>> Begin

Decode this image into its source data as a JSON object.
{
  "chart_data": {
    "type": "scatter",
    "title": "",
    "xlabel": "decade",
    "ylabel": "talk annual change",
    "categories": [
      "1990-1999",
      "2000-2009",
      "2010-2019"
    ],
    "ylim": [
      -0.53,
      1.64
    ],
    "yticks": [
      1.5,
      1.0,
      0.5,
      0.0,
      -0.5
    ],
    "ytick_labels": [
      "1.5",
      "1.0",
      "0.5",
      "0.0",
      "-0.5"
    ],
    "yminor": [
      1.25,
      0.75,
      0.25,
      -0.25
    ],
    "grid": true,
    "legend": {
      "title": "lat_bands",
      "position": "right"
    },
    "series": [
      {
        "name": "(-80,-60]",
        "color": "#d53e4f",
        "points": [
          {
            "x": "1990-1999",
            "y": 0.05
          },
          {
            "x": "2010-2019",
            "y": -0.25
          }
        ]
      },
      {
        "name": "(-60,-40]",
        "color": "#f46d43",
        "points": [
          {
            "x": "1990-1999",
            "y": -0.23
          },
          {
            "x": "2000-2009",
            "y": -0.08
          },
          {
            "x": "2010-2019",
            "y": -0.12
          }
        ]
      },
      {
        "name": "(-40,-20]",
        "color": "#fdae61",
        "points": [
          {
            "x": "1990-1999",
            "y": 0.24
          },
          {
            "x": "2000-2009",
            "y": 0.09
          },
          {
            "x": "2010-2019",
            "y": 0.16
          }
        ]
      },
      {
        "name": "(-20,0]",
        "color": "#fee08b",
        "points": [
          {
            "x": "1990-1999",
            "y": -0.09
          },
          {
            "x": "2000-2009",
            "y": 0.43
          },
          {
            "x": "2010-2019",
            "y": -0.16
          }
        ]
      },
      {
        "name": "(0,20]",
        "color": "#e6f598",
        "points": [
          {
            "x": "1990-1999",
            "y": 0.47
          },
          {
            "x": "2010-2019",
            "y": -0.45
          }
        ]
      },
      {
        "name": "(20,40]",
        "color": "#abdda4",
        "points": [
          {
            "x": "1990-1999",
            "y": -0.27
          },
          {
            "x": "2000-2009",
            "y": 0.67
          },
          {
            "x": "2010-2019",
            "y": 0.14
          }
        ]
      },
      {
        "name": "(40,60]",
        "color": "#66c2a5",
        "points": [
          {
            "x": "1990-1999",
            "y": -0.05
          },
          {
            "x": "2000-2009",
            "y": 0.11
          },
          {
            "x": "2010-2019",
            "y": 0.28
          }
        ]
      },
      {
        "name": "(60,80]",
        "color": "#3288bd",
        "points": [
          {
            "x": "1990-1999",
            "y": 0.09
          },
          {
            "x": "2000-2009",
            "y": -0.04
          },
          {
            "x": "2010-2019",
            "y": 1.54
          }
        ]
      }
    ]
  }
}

>> End

▸ **Task directions**
Gather up the lines containing the word "name" from these records and copy them.

▸ **Solution for this problem**
        "name": "(-80,-60]",
        "name": "(-60,-40]",
        "name": "(-40,-20]",
        "name": "(-20,0]",
        "name": "(0,20]",
        "name": "(20,40]",
        "name": "(40,60]",
        "name": "(60,80]",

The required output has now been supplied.